Data items:
^^^^^^^^^^^^^^^^

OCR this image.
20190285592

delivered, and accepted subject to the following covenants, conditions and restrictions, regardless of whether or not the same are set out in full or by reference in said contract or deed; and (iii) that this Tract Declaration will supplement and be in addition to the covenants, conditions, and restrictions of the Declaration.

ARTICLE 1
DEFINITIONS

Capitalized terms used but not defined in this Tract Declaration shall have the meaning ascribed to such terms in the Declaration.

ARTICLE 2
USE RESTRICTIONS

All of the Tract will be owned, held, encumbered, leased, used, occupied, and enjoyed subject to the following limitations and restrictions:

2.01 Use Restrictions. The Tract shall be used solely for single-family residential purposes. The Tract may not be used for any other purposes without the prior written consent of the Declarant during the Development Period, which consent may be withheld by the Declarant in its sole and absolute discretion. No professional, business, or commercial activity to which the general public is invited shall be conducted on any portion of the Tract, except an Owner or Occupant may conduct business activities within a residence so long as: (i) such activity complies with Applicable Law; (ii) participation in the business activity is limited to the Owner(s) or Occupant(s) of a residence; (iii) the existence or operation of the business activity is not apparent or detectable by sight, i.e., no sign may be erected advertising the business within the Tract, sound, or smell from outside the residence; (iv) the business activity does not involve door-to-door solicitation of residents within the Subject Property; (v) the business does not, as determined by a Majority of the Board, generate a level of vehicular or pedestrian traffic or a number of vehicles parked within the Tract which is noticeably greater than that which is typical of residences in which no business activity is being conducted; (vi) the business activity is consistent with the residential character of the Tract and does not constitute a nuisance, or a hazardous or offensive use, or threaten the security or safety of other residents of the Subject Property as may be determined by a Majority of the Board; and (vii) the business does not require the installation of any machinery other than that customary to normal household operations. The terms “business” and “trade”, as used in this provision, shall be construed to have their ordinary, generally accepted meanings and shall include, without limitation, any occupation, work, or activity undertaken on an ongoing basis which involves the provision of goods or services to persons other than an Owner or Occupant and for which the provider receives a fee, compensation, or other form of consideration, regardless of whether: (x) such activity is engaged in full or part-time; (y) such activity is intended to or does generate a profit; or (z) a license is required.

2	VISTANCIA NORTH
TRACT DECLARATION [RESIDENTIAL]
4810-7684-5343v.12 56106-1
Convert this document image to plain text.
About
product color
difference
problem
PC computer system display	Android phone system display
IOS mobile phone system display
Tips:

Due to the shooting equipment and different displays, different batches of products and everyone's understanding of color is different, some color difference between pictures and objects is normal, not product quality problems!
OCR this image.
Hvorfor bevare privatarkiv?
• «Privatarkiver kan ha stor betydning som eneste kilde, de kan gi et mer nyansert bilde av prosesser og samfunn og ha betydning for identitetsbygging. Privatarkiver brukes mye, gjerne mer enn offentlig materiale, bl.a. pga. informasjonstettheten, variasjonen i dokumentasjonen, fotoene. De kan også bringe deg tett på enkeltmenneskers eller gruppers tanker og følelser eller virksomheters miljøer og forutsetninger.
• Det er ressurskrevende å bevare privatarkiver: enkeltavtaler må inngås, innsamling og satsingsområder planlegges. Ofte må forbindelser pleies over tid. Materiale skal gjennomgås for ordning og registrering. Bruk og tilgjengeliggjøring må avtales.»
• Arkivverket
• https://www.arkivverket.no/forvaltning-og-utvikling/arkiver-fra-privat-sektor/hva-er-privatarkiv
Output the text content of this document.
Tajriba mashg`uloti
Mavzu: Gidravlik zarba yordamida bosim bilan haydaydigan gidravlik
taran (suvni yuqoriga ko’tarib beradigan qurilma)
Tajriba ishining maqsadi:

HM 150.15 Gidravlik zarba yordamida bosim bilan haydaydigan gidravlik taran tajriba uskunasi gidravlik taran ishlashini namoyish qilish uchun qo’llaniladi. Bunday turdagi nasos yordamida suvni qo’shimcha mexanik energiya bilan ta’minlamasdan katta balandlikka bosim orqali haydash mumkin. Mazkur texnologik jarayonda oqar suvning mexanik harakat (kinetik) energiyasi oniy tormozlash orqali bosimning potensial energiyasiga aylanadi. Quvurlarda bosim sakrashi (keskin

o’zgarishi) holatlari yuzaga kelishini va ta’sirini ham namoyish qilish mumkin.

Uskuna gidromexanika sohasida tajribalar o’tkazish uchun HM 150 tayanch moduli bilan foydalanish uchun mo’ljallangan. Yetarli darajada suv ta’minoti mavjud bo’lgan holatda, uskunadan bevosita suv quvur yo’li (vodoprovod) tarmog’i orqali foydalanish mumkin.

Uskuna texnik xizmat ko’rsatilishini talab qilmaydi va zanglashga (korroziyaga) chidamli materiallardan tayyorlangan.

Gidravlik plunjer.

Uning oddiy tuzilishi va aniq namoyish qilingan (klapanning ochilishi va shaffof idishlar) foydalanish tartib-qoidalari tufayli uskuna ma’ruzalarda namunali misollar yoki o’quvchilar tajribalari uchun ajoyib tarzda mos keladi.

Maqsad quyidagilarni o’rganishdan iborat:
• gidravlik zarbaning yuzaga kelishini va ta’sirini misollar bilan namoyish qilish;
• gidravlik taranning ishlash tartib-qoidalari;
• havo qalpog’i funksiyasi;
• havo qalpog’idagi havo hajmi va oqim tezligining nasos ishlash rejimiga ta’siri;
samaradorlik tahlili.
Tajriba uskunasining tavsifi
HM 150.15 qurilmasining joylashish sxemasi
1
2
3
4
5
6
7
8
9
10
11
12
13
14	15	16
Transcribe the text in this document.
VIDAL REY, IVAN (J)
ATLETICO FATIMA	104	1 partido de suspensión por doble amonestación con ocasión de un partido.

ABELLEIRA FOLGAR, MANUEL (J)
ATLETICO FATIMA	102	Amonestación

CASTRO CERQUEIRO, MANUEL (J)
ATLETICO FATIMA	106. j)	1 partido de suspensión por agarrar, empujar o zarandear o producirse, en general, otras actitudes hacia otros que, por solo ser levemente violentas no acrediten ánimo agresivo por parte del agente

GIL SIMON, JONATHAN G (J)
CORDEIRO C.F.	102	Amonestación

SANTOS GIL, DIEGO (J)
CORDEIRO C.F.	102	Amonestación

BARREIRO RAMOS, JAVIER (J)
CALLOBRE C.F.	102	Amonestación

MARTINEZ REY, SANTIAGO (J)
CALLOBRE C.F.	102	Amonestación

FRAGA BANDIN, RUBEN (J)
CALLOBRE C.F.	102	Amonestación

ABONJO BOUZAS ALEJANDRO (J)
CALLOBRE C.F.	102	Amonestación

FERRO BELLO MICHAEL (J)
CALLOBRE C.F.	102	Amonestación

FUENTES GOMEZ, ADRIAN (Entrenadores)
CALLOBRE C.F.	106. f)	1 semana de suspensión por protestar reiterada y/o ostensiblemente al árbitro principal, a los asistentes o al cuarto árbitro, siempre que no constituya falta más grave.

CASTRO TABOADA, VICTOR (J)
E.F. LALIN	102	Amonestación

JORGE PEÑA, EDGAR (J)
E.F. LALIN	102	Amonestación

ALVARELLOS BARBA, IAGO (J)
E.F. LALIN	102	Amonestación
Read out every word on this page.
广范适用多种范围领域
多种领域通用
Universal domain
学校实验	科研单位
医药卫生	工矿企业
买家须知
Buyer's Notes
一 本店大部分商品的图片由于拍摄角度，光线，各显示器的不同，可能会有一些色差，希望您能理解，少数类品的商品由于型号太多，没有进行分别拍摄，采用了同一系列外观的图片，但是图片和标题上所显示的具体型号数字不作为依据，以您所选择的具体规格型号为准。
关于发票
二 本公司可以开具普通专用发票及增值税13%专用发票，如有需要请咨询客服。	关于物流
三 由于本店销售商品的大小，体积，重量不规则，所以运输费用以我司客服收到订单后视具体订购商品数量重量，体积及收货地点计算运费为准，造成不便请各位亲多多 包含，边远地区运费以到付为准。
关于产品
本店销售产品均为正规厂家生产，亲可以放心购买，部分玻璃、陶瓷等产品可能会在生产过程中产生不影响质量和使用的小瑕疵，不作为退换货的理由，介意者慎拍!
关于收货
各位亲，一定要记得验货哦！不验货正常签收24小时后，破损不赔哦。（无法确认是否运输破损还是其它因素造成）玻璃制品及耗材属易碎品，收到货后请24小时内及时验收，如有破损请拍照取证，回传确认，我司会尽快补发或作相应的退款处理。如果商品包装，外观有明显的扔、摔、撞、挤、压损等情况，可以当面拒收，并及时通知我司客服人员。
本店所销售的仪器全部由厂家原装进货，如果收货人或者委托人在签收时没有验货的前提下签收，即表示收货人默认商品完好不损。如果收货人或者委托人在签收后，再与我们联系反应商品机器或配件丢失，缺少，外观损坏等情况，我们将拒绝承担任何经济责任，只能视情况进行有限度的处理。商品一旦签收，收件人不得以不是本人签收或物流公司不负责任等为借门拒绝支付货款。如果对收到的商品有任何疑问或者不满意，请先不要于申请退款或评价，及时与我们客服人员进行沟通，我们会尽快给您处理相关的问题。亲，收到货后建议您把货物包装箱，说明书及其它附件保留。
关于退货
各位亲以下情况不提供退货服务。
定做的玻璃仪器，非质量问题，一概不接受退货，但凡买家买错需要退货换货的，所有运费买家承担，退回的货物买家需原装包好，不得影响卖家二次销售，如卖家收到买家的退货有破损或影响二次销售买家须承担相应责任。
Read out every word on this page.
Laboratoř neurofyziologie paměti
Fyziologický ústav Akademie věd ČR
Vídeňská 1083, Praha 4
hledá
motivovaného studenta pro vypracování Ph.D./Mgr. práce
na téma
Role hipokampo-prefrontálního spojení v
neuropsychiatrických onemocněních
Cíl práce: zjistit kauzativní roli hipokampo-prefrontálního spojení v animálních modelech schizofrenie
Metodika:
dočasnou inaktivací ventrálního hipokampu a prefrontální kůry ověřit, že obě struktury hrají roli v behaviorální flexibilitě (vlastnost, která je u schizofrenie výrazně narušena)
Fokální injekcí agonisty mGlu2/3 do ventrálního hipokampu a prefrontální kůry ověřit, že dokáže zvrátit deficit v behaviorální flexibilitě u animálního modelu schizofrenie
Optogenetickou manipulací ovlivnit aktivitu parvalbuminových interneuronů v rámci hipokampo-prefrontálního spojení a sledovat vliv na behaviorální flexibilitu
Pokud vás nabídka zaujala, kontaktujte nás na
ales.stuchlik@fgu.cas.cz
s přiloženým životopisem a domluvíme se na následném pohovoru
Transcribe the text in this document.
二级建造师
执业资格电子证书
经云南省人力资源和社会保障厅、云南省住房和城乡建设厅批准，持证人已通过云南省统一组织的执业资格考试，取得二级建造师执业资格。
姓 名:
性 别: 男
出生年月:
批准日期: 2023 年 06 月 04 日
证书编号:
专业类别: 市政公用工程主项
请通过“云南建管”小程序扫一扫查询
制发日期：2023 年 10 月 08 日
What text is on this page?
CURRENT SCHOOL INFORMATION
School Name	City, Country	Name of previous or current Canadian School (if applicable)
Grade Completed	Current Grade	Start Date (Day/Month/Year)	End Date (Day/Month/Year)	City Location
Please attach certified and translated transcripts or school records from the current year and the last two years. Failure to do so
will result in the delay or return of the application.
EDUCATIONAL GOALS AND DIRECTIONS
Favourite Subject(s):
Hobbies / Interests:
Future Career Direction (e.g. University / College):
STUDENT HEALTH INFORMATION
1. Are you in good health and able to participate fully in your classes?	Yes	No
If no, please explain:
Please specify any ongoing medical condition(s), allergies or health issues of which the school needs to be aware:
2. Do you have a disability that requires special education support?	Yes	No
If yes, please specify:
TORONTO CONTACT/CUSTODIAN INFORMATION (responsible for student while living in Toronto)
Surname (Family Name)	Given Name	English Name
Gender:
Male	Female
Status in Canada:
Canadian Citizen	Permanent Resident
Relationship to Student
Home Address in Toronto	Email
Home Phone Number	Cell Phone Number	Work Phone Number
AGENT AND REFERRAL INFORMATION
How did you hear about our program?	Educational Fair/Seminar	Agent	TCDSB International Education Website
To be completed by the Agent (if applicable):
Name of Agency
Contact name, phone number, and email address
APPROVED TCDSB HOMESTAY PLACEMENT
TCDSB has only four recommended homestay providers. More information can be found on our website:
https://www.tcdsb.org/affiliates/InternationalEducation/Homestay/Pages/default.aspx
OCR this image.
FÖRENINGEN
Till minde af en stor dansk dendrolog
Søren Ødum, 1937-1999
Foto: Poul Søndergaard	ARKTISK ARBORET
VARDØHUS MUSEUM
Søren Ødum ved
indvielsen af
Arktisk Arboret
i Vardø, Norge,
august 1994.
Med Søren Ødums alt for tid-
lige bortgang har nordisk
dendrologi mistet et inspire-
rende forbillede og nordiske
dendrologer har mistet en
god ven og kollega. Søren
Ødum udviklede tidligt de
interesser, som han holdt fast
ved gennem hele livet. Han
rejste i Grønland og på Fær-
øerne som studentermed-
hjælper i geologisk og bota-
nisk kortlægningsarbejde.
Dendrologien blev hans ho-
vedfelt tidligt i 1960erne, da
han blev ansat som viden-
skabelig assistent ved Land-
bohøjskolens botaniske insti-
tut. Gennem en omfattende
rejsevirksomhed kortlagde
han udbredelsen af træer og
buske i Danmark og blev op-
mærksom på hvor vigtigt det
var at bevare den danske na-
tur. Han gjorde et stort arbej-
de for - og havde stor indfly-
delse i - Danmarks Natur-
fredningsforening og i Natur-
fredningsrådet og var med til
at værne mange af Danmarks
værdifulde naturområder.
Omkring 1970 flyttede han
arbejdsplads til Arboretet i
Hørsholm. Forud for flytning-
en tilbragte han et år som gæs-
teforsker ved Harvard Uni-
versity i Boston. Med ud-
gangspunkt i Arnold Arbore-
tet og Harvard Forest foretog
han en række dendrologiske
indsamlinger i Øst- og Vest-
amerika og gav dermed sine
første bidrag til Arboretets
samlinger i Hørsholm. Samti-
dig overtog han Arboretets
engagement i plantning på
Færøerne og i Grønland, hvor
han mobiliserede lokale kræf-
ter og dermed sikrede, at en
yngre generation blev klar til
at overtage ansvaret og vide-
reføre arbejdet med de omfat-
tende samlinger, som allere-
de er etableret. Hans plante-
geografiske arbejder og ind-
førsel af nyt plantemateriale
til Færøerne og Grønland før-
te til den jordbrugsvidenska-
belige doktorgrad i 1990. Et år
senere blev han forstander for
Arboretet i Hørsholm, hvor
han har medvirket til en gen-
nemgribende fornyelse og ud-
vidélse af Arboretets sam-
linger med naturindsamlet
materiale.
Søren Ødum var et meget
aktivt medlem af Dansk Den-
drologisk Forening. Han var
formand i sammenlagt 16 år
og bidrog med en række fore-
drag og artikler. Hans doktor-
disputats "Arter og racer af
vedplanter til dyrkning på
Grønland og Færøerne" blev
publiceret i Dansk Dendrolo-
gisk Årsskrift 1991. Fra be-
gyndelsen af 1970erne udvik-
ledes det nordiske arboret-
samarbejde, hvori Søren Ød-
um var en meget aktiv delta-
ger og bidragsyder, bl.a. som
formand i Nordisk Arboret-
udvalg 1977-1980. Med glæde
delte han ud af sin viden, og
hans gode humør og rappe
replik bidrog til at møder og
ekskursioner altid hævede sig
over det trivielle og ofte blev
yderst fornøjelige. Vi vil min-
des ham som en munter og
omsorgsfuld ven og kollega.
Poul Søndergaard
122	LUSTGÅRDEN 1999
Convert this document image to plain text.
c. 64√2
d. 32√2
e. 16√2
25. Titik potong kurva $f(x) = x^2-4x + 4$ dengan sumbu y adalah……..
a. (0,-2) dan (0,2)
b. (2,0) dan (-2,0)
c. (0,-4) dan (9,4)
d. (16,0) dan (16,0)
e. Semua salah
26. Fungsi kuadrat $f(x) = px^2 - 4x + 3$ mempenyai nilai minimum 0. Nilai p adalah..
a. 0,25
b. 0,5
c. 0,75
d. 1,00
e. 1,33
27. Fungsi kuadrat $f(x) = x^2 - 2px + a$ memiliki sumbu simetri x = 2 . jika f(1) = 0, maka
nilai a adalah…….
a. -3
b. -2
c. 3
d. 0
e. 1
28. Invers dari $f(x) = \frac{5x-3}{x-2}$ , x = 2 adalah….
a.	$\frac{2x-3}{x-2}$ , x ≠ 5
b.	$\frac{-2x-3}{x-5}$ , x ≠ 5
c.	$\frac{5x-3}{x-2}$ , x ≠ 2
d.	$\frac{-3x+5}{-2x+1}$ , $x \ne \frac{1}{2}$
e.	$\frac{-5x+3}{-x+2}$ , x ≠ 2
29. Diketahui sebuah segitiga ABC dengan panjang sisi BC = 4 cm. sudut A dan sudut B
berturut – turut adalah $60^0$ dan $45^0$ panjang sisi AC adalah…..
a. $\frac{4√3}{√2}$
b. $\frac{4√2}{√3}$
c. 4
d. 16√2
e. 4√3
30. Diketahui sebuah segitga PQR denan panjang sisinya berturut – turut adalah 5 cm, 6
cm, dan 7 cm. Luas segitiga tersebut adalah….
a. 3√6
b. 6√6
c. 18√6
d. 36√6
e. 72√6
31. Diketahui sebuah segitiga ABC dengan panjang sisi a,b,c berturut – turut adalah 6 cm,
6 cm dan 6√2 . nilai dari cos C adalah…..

^^^^^^^^^^^^^^^^

WRITTEN TASK: From the records above, copy every line that holds the word "Grønland".

SOLUTION TO THIS PROBLEM:
rejste i Grønland og på Fær-
Færøerne og i Grønland, hvor
til Færøerne og Grønland før-
Grønland og Færøerne" blev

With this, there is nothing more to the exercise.